- [WHAT IS REQUIRED]: Report how many lines include the word "xlabel", and nothing besides that number.

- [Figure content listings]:

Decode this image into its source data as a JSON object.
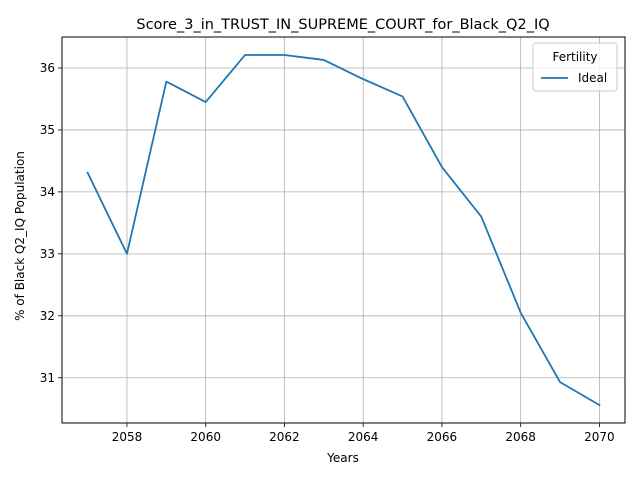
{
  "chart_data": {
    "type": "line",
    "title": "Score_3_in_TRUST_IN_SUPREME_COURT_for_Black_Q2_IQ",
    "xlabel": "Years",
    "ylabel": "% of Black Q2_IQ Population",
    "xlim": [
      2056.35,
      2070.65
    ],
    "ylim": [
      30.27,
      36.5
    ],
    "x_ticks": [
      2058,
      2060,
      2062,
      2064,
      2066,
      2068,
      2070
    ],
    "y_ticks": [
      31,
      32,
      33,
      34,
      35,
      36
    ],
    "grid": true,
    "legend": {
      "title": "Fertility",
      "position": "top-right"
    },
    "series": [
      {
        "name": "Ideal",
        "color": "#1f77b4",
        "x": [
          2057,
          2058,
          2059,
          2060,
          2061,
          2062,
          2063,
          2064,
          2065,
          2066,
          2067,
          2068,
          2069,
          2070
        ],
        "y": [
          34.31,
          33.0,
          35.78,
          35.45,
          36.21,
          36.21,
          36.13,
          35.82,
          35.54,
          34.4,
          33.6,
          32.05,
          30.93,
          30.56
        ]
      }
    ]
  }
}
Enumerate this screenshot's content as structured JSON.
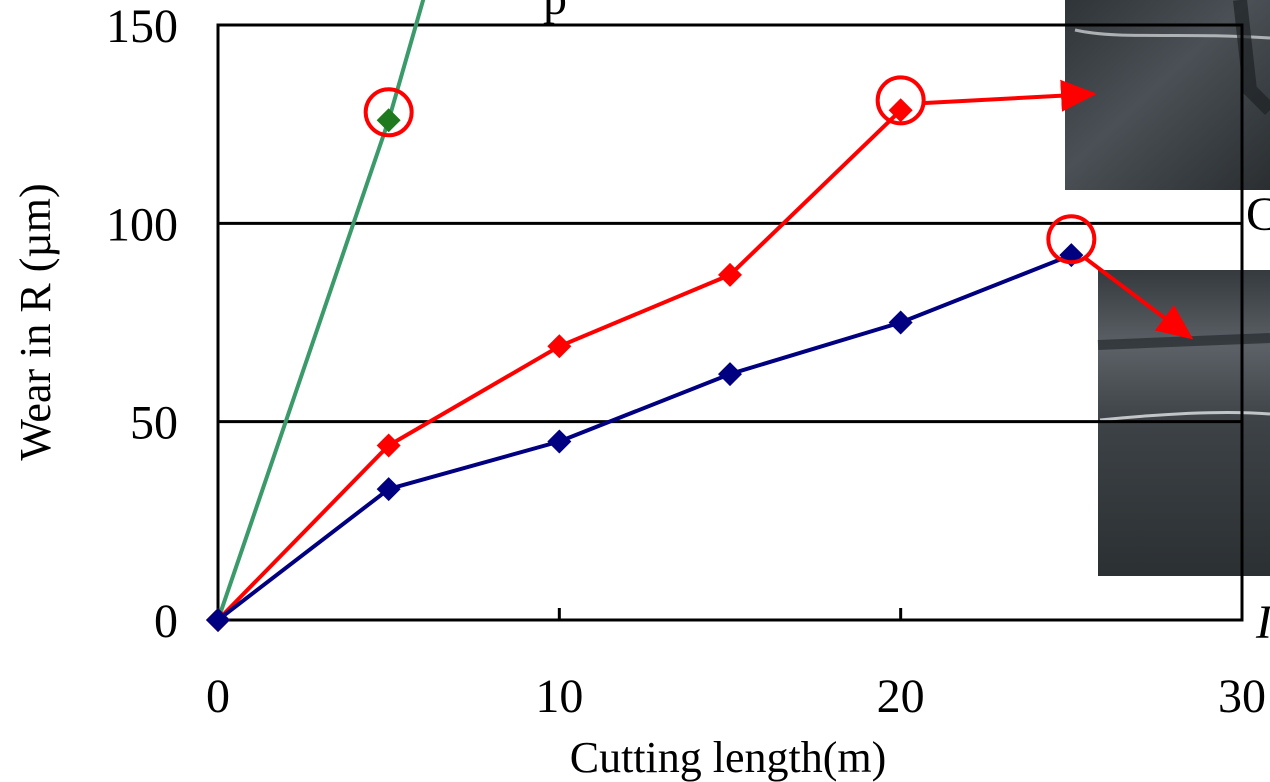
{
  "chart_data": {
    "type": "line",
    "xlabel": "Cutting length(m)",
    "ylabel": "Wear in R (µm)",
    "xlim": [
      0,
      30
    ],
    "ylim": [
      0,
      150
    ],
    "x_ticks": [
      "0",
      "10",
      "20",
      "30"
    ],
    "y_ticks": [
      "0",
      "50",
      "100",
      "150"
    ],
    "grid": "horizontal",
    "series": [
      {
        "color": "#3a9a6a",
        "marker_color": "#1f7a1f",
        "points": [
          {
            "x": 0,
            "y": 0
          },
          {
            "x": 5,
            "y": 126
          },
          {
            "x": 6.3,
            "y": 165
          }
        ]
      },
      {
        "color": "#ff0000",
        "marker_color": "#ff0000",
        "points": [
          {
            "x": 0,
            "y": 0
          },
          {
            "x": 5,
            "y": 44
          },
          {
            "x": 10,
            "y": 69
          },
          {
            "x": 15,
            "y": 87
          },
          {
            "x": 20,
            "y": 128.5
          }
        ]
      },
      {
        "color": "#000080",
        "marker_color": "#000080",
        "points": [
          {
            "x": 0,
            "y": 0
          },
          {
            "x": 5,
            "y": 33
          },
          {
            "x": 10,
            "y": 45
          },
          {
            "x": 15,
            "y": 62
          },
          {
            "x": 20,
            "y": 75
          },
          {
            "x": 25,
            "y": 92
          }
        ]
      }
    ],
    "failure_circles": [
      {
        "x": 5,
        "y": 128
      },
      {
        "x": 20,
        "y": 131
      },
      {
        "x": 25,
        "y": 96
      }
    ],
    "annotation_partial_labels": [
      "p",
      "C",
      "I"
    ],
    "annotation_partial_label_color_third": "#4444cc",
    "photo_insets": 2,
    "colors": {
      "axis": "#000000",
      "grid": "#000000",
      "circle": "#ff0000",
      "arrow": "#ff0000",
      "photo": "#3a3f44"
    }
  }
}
...
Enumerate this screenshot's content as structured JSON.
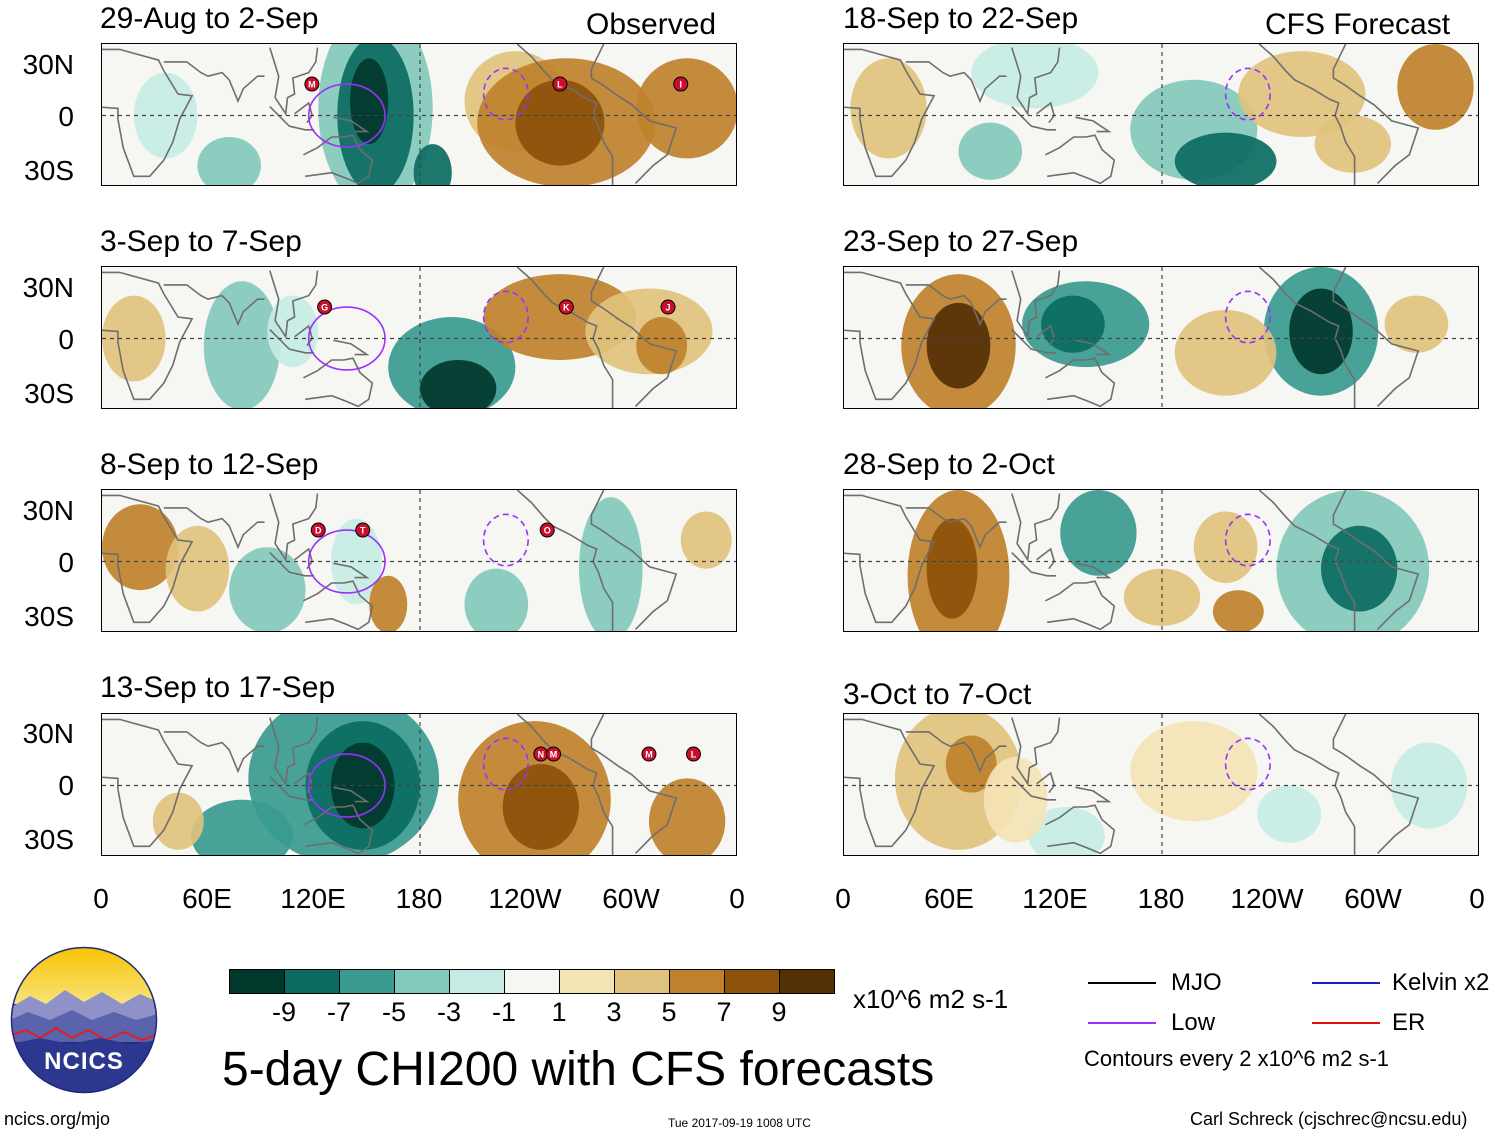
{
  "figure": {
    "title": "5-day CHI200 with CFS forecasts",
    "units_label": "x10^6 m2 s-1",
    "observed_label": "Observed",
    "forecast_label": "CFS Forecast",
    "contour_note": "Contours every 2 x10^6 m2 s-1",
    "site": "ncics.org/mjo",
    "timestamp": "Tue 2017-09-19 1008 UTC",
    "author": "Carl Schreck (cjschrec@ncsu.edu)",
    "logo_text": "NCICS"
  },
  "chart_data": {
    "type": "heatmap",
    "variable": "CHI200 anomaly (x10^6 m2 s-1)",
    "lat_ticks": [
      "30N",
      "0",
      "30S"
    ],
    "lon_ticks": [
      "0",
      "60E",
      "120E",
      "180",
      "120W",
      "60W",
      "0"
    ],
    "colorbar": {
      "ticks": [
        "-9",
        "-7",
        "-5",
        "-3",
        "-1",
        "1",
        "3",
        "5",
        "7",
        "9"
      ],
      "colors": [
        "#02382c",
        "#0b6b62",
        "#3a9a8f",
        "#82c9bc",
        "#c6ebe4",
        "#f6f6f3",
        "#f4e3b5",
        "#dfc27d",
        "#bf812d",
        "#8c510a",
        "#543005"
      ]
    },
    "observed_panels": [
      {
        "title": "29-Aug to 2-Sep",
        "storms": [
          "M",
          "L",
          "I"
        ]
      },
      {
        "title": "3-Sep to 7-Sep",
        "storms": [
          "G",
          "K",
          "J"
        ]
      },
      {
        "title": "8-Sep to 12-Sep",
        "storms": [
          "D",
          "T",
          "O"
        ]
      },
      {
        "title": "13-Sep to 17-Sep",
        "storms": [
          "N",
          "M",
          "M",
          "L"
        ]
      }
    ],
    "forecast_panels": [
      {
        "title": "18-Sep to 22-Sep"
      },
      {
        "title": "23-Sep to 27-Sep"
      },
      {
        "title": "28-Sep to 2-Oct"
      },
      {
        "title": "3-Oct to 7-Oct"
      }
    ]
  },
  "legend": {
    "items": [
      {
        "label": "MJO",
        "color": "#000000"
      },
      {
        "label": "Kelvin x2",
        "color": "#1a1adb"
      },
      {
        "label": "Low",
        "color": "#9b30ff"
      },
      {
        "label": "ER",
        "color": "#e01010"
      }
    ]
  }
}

- [TASK SOLUTION]: 2